§ **Texto fornecido**:
· · · · ·

Polícia tem três linhas de investigação sobre a morte de PM

Crime pode ter sido cometido por PMs envolvidos em chacinas, donos de bingos ou PCC

Josmar Jozino e Camilla Haddad , Jornal da Tarde

17 de janeiro de 2008 | 09h58

A Polícia Civil tem três linhas de investigação sobre o assassinato do coronel José Hermínio Rodrigues. A principal é a possível vingança de PMs envolvidos em grupos de extermínio na zona norte da capital. Em reunião no DHPP, o coronel afirmou que iria investigar a possível participação de PMs em chacinas. Ele também advertiu que iria punir com rigor policiais envolvidos em eventuais crimes. A segunda linha de investigação é em relação a donos de bingos e de máquinas caça-níqueis da Zona Norte, e de PMs que fazem bico (serviço extra), nessas casas de aposta. O coronel Rodrigues prometeu impor linha dura nos estabelecimentos de jogos de azar e punir os PMs que trabalham nessa atividade. Uma eventual vingança orquestrada pela facção criminosa Primeiro Comando da Capital (PCC) contra o oficial é a terceira linha de investigação da Polícia Civil. Na quarta-feira, 16, havia rumores de que o crime organizado daria início a ataques às forças de segurança porque seus integrantes espalhados pelos 144 presídios do Estado tiveram alguns benefícios suspensos, como a diminuição do número de visitantes nos fins de semana. Segundo a Polícia Militar, o coronel Rodrigues comandava pelo menos 3.200 homens. Como chefe do CPAM-3, o oficial era responsável por quatro batalhões da zona norte : 5º (Marginal do Tietê-Dutra); 9º (Tucuruvi); 18º (Freguesia do Ó) e 43º (Água Fria).

· · · · ·

§ **Perguntas para responder**:
• 1. Segundo a notícia sobre a morte do coronel, quantos homens o coronel Rodrigues comandava?
• 2. Passe para o inglês esta frase da notícia sobre a morte do coronel: "O coronel Rodrigues prometeu impor linha dura nos estabelecimentos de jogos de azar e punir os PMs que trabalham nessa atividade."

§ **Informações fornecidas**:

· · · · ·

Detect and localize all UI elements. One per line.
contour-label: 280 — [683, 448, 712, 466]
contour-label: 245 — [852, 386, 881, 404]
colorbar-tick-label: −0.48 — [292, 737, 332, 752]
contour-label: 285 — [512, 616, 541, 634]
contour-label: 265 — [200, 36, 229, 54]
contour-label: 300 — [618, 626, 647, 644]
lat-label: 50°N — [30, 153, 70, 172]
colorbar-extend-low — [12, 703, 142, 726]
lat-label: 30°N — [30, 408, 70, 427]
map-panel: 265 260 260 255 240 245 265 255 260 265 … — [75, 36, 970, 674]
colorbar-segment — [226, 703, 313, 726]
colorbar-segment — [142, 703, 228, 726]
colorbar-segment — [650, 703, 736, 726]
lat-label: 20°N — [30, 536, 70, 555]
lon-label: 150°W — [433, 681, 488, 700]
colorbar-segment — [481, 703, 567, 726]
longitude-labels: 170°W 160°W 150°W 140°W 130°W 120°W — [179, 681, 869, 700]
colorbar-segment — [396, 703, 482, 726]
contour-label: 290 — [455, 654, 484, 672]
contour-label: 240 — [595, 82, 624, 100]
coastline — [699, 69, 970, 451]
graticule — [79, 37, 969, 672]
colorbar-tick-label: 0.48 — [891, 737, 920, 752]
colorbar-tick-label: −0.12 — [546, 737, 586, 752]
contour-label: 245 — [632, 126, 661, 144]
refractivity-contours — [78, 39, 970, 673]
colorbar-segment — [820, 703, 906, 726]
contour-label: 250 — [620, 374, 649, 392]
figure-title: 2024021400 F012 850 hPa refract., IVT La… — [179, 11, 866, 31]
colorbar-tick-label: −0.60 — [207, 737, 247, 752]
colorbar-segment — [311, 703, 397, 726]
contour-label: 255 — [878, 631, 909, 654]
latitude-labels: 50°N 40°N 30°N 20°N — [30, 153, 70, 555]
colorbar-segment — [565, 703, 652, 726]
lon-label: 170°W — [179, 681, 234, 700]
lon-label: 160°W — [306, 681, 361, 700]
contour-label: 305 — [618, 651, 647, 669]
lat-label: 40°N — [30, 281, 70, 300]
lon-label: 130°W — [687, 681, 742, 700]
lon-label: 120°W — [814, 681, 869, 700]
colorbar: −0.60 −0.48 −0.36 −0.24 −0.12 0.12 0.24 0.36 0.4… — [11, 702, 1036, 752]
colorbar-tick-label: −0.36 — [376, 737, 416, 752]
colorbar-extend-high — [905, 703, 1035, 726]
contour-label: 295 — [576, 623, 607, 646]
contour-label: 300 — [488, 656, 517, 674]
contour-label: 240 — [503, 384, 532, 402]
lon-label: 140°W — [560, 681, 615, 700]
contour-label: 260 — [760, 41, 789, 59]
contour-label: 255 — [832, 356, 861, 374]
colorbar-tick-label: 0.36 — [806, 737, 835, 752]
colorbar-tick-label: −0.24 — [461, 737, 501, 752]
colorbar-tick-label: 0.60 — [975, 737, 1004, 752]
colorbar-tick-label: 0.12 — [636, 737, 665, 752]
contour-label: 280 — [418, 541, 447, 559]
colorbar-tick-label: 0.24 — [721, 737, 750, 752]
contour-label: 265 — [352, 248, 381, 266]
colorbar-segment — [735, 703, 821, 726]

· · · · ·

§ **Respostas**:
• 1. Pelo menos 3.200 homens.

• 2. Colonel Rodrigues promised to take a hard line on gambling establishments and to punish the military police officers who work in that activity.